+++ Records to process +++

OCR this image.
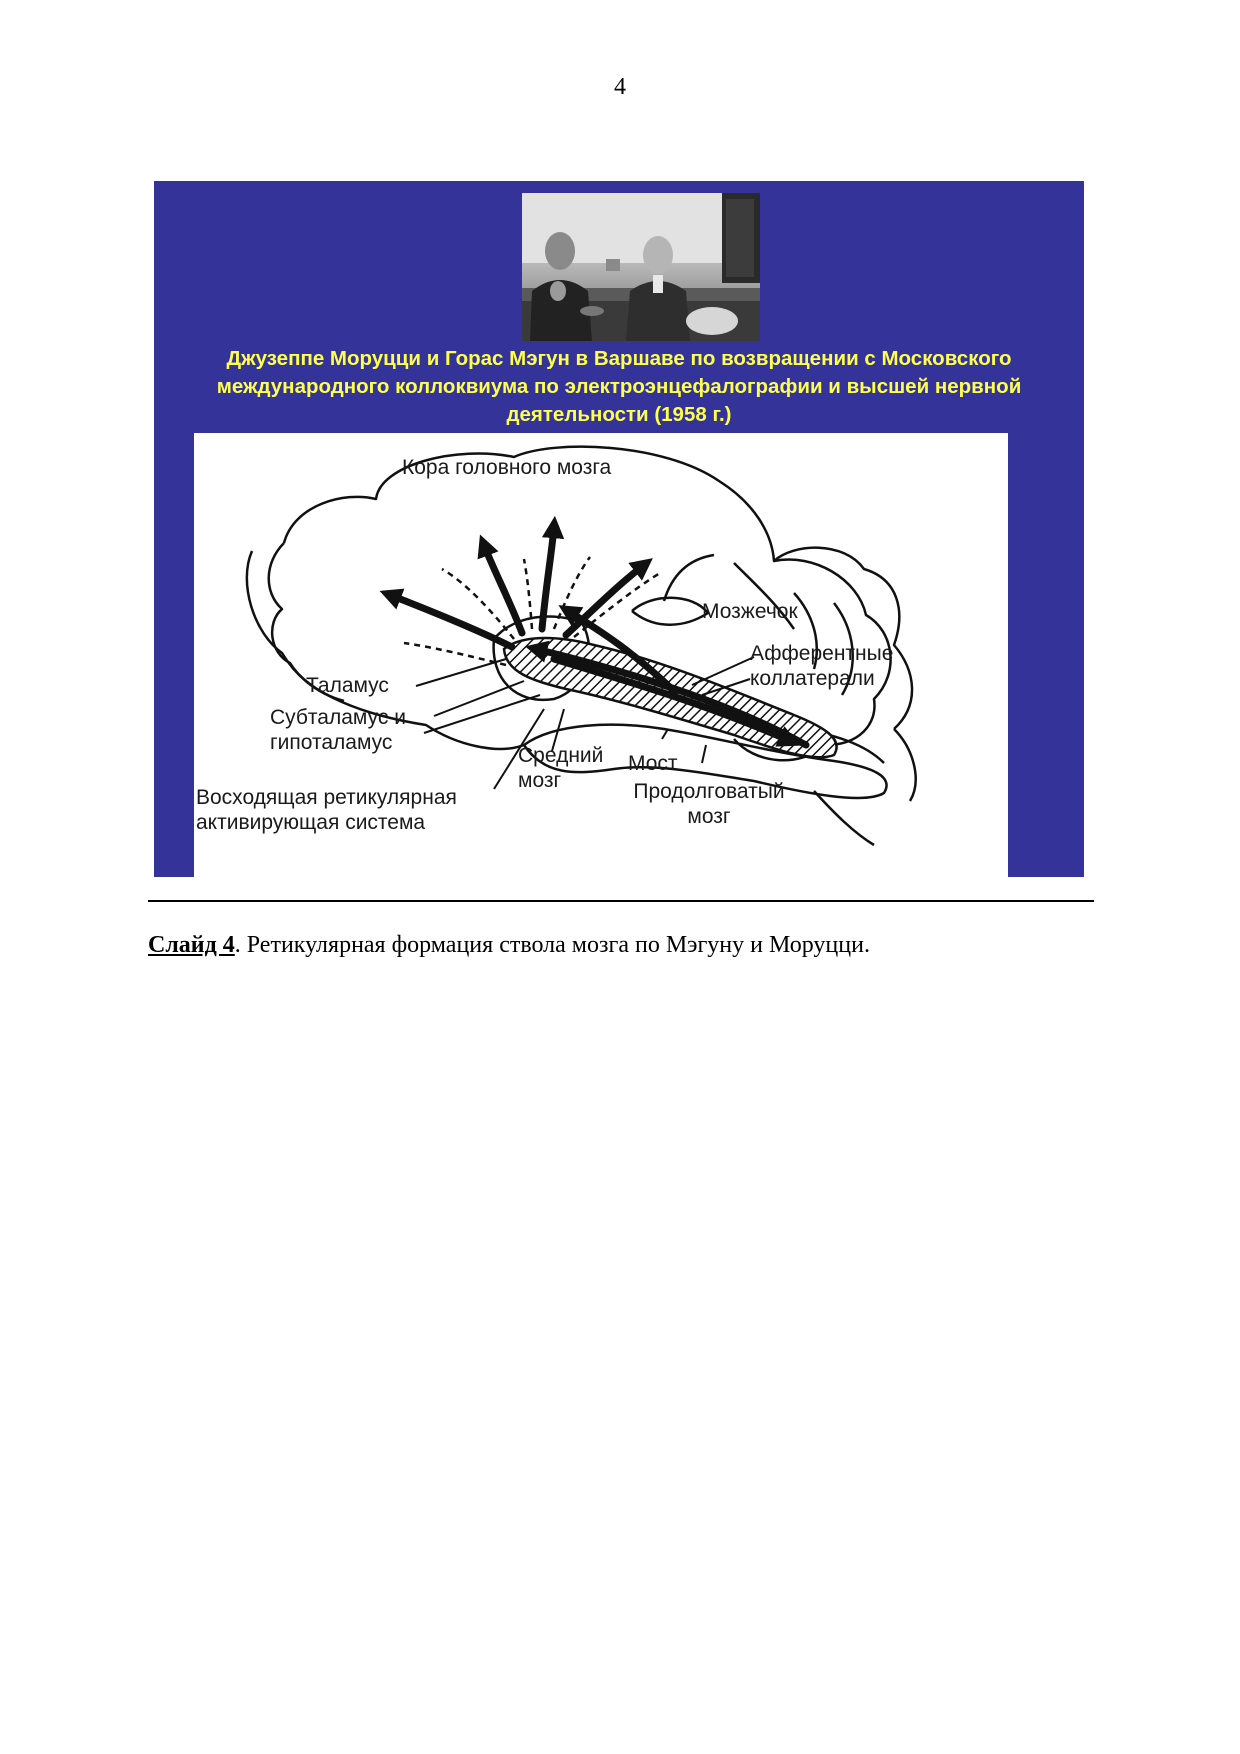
4
Джузеппе Моруцци и Горас Мэгун в Варшаве по возвращении с Московского международного коллоквиума по электроэнцефалографии и высшей нервной деятельности (1958 г.)
Кора головного мозга
Мозжечок
Афферентные коллатерали
Таламус
Субталамус и гипоталамус
Средний мозг
Мост
Продолговатый мозг
Восходящая ретикулярная активирующая система
Слайд 4. Ретикулярная формация ствола мозга по Мэгуну и Моруцци.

+++

**Given exercise:** Omit the pictures. Transcribe every record exactly.

**Written reply:**
OCR this image.
4
Джузеппе Моруцци и Горас Мэгун в Варшаве по возвращении с Московского международного коллоквиума по электроэнцефалографии и высшей нервной деятельности (1958 г.)
Кора головного мозга
Мозжечок
Афферентные коллатерали
Таламус
Субталамус и гипоталамус
Средний мозг
Мост
Продолговатый мозг
Восходящая ретикулярная активирующая система
Слайд 4. Ретикулярная формация ствола мозга по Мэгуну и Моруцци.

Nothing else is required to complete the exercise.